**Exercise aim**
Find each line containing the string "additional". Copy it.

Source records
● ● ● ● ●

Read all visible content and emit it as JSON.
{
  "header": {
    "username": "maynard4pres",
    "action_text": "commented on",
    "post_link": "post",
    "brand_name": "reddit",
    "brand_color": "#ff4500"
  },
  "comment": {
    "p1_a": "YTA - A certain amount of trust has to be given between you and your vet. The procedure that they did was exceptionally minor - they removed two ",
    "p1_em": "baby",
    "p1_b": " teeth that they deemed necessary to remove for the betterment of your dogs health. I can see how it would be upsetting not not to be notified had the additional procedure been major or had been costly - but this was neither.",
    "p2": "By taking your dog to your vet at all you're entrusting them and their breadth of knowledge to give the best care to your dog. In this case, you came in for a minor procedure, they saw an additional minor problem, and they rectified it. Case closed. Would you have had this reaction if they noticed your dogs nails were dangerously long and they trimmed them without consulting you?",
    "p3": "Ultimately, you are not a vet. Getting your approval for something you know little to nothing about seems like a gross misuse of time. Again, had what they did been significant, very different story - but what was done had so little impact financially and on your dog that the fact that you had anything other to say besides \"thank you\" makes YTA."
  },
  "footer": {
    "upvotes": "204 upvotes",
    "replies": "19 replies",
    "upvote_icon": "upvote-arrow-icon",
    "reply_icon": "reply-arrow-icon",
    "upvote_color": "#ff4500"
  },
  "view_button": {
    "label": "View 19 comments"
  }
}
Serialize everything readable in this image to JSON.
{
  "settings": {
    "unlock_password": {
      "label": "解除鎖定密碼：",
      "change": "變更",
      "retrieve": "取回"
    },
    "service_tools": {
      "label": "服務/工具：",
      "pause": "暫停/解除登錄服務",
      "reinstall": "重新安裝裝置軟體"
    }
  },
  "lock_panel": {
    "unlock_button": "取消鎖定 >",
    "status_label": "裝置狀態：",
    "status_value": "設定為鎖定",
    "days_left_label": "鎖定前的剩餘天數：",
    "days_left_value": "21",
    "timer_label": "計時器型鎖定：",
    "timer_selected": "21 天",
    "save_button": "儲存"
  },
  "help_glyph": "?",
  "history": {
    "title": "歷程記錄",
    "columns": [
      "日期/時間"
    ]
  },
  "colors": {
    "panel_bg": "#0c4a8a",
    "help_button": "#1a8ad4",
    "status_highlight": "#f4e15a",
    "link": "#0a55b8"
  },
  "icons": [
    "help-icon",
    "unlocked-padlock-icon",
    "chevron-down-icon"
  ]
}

● ● ● ● ●

**Reply to the exercise**
    "p1_b": " teeth that they deemed necessary to remove for the betterment of your dogs health. I can see how it would be upsetting not not to be notified had the additional procedure been major or had been costly - but this was neither.",
    "p2": "By taking your dog to your vet at all you're entrusting them and their breadth of knowledge to give the best care to your dog. In this case, you came in for a minor procedure, they saw an additional minor problem, and they rectified it. Case closed. Would you have had this reaction if they noticed your dogs nails were dangerously long and they trimmed them without consulting you?",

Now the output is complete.